### 任务
从清单开头一直到含有“379, 638, 425]”的那一行，逐字照抄返回，首尾两行都包括在内。

### 所用数据
*****

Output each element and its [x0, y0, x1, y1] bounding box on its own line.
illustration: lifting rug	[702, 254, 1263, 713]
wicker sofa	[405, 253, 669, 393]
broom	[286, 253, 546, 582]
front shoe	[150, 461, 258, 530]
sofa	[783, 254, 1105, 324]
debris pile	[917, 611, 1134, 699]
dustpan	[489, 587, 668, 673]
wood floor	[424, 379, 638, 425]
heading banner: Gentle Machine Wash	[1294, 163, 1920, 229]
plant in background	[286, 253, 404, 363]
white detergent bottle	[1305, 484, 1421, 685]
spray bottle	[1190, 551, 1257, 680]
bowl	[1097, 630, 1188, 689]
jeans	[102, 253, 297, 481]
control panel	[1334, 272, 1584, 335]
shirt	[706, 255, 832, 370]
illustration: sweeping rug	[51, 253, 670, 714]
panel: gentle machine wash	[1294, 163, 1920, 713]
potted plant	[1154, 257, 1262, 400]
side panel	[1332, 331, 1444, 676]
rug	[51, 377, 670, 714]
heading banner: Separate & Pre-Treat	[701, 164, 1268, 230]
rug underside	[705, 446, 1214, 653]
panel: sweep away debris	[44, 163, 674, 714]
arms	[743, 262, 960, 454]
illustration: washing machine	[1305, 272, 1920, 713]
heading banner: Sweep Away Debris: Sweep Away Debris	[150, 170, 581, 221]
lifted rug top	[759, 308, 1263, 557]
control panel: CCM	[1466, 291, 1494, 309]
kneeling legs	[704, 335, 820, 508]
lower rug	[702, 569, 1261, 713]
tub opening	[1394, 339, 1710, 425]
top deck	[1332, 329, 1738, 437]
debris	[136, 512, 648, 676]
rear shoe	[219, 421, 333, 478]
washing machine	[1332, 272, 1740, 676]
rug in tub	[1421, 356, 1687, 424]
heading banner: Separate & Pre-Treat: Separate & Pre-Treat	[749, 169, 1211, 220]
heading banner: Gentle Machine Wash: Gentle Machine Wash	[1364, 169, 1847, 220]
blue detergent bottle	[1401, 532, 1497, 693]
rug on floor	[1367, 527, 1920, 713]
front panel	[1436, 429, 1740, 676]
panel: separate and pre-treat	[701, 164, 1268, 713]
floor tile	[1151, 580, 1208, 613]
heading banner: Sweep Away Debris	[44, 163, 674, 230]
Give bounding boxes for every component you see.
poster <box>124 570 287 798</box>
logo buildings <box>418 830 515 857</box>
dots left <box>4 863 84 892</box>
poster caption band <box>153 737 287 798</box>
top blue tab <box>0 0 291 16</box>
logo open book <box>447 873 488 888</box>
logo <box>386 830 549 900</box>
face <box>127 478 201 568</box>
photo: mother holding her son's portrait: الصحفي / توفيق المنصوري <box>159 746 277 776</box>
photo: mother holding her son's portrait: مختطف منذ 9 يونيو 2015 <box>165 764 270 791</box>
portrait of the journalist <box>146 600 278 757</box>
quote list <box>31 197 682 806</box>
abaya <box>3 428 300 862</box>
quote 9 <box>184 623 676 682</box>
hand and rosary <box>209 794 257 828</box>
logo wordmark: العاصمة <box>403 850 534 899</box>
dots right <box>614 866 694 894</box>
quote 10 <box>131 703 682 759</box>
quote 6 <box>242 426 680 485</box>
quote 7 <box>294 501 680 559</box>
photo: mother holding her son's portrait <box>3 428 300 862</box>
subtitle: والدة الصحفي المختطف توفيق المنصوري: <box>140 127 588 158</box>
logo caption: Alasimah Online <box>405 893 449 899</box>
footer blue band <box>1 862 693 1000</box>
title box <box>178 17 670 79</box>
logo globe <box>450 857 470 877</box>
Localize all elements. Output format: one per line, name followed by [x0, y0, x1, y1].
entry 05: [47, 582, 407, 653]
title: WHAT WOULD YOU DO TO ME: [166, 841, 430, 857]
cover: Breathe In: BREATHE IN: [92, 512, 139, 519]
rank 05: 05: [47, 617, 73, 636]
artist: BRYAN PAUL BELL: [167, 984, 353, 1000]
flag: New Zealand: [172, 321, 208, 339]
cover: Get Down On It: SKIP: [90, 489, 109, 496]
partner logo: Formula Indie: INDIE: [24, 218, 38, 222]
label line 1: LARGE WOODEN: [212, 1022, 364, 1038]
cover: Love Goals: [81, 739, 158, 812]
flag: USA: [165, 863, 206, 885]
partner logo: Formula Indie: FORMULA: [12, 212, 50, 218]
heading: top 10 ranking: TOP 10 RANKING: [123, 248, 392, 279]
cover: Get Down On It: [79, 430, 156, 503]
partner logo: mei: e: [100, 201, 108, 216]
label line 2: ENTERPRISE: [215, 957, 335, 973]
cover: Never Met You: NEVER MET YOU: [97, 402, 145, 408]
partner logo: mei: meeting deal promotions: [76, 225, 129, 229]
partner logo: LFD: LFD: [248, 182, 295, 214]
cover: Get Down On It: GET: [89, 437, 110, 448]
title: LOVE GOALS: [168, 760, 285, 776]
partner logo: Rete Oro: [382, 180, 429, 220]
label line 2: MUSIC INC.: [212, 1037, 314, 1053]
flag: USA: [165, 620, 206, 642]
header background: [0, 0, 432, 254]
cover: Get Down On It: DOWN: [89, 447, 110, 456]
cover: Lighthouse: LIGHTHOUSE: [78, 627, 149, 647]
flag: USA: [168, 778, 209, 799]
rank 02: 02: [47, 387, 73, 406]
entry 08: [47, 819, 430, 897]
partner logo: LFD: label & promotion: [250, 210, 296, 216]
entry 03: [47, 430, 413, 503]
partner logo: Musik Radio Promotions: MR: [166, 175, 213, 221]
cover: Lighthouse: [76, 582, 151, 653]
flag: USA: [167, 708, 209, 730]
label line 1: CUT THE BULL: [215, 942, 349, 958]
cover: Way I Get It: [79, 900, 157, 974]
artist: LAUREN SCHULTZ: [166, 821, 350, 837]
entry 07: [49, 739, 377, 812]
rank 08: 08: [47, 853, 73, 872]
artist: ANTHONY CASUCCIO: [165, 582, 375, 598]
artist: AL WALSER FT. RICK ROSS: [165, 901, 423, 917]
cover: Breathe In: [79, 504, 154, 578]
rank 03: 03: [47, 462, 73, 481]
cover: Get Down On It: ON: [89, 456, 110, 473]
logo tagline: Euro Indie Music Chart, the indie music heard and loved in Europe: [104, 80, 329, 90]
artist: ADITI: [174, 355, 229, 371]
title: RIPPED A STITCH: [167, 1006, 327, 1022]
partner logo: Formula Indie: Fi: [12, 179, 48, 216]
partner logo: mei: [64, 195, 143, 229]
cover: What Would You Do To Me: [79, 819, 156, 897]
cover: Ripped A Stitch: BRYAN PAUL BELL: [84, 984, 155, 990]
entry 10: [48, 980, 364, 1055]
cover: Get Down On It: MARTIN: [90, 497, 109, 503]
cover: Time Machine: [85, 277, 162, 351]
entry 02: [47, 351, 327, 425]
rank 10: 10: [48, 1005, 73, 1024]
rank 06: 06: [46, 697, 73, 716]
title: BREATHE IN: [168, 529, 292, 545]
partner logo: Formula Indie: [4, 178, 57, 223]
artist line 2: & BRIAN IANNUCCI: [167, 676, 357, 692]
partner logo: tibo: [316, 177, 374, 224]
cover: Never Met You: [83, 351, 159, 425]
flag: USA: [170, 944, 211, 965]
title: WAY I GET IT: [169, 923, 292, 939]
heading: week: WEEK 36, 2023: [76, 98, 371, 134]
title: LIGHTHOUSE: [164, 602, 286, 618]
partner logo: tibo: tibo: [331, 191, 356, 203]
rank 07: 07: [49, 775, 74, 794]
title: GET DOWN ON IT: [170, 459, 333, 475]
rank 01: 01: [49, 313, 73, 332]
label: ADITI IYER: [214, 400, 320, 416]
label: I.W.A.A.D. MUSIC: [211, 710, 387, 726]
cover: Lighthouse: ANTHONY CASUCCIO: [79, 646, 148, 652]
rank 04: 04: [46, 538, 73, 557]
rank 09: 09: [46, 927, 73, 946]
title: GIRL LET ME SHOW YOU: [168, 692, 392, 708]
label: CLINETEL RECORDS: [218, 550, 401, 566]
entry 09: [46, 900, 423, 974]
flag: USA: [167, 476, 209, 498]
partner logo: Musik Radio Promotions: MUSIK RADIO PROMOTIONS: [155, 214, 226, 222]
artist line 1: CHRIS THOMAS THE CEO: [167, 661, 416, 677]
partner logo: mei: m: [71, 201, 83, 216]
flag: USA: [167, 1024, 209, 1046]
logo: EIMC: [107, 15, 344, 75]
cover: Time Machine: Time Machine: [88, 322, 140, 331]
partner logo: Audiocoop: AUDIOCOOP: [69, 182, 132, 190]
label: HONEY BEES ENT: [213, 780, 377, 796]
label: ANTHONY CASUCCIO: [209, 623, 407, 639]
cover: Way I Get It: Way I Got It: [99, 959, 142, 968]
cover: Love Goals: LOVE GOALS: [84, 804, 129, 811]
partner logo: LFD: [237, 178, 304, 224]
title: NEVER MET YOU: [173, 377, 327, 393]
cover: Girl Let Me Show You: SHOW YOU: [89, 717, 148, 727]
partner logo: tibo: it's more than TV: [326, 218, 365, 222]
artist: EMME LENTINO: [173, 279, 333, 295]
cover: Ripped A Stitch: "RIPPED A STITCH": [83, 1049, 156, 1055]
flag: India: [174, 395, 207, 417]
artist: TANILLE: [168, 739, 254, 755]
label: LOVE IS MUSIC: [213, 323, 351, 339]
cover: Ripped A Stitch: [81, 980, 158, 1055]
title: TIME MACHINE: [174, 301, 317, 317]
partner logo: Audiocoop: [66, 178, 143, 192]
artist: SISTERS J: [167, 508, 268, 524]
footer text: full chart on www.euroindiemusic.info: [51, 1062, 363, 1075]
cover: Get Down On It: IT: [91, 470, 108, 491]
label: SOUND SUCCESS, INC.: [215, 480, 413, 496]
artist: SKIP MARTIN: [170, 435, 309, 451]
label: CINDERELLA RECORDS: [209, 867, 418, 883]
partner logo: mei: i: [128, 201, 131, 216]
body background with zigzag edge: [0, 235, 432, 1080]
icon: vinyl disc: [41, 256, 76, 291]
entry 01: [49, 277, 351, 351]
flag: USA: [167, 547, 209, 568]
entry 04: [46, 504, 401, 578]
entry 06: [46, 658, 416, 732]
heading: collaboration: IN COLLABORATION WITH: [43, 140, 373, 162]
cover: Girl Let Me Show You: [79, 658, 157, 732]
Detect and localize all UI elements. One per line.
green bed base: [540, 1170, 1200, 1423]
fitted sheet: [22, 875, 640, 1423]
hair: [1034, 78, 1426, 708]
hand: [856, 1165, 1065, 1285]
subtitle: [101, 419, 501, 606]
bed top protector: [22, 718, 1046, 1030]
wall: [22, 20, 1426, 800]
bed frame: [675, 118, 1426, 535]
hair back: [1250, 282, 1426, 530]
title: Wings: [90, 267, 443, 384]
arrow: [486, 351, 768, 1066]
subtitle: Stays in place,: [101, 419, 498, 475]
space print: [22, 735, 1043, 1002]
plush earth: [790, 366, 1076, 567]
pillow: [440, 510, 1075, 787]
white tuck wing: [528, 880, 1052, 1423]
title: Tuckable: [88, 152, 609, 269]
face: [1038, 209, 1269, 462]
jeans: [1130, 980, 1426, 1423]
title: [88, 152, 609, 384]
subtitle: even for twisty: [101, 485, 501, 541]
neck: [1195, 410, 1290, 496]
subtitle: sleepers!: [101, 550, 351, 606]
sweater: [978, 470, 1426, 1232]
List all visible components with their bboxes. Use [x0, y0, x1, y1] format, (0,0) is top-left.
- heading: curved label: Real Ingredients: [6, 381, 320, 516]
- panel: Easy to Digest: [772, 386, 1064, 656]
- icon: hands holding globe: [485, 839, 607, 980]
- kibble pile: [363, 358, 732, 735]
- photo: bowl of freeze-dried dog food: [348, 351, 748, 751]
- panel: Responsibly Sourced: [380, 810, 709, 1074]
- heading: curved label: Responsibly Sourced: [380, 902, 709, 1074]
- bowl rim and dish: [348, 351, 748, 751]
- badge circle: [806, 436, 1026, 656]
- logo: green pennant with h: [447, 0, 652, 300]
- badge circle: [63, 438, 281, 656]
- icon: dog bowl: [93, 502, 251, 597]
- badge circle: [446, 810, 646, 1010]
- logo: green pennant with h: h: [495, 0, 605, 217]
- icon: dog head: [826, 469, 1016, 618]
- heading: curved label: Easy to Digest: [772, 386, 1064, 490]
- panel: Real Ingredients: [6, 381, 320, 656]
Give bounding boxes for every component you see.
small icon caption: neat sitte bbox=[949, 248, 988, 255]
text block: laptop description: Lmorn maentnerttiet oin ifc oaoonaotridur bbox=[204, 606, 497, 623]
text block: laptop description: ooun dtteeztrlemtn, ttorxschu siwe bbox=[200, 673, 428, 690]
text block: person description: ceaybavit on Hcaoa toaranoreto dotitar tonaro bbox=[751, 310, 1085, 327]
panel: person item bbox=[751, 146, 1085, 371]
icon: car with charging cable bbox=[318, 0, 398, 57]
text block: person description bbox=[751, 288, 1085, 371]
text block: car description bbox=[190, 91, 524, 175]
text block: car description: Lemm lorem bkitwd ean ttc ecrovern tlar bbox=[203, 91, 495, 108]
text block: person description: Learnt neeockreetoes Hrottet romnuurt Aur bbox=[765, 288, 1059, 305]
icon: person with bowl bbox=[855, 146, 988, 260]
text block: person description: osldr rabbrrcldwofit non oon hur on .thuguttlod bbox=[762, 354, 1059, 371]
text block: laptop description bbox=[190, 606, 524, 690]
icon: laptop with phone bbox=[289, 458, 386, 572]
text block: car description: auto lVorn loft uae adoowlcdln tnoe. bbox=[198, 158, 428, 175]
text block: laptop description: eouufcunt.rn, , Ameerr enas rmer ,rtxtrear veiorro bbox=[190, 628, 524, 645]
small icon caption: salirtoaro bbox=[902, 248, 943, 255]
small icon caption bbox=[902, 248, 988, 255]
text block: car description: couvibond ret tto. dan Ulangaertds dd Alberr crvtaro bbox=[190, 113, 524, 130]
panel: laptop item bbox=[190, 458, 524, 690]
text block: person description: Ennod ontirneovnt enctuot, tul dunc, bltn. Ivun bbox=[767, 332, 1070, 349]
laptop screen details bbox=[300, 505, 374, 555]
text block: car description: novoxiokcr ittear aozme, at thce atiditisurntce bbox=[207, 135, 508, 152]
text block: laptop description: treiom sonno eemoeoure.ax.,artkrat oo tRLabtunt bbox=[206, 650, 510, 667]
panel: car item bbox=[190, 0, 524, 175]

*****

### 回答
Output each element and its [x0, y0, x1, y1] bounding box on its own line.
illustration: lifting rug	[702, 254, 1263, 713]
wicker sofa	[405, 253, 669, 393]
broom	[286, 253, 546, 582]
front shoe	[150, 461, 258, 530]
sofa	[783, 254, 1105, 324]
debris pile	[917, 611, 1134, 699]
dustpan	[489, 587, 668, 673]
wood floor	[424, 379, 638, 425]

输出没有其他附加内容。